### Data for processing

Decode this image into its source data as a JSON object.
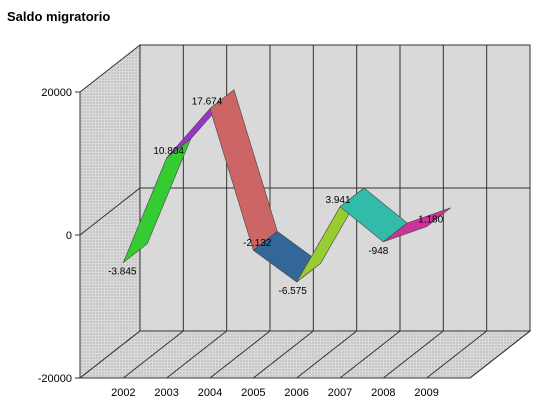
{
  "chart_data": {
    "type": "line",
    "style": "3d-ribbon",
    "title": "Saldo migratorio",
    "categories": [
      "2002",
      "2003",
      "2004",
      "2005",
      "2006",
      "2007",
      "2008",
      "2009"
    ],
    "series": [
      {
        "values": [
          -3845,
          10804,
          17674,
          -2132,
          -6575,
          3941,
          -948,
          1180
        ]
      }
    ],
    "data_labels": [
      "-3.845",
      "10.804",
      "17.674",
      "-2.132",
      "-6.575",
      "3.941",
      "-948",
      "1.180"
    ],
    "y_ticks": [
      "20000",
      "0",
      "-20000"
    ],
    "ylim": [
      -20000,
      20000
    ],
    "grid": true,
    "segment_colors": [
      "#33cc33",
      "#9933cc",
      "#cc6666",
      "#336699",
      "#99cc33",
      "#33bbaa",
      "#cc3399"
    ],
    "wall_color": "#d9d9d9",
    "floor_color": "#d9d9d9"
  }
}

######

Every line of text is to be repeated exactly; pictures are left out.

Task output
Decode this image into its source data as a JSON object.
{
  "chart_data": {
    "type": "line",
    "style": "3d-ribbon",
    "title": "Saldo migratorio",
    "categories": [
      "2002",
      "2003",
      "2004",
      "2005",
      "2006",
      "2007",
      "2008",
      "2009"
    ],
    "series": [
      {
        "values": [
          -3845,
          10804,
          17674,
          -2132,
          -6575,
          3941,
          -948,
          1180
        ]
      }
    ],
    "data_labels": [
      "-3.845",
      "10.804",
      "17.674",
      "-2.132",
      "-6.575",
      "3.941",
      "-948",
      "1.180"
    ],
    "y_ticks": [
      "20000",
      "0",
      "-20000"
    ],
    "ylim": [
      -20000,
      20000
    ],
    "grid": true,
    "segment_colors": [
      "#33cc33",
      "#9933cc",
      "#cc6666",
      "#336699",
      "#99cc33",
      "#33bbaa",
      "#cc3399"
    ],
    "wall_color": "#d9d9d9",
    "floor_color": "#d9d9d9"
  }
}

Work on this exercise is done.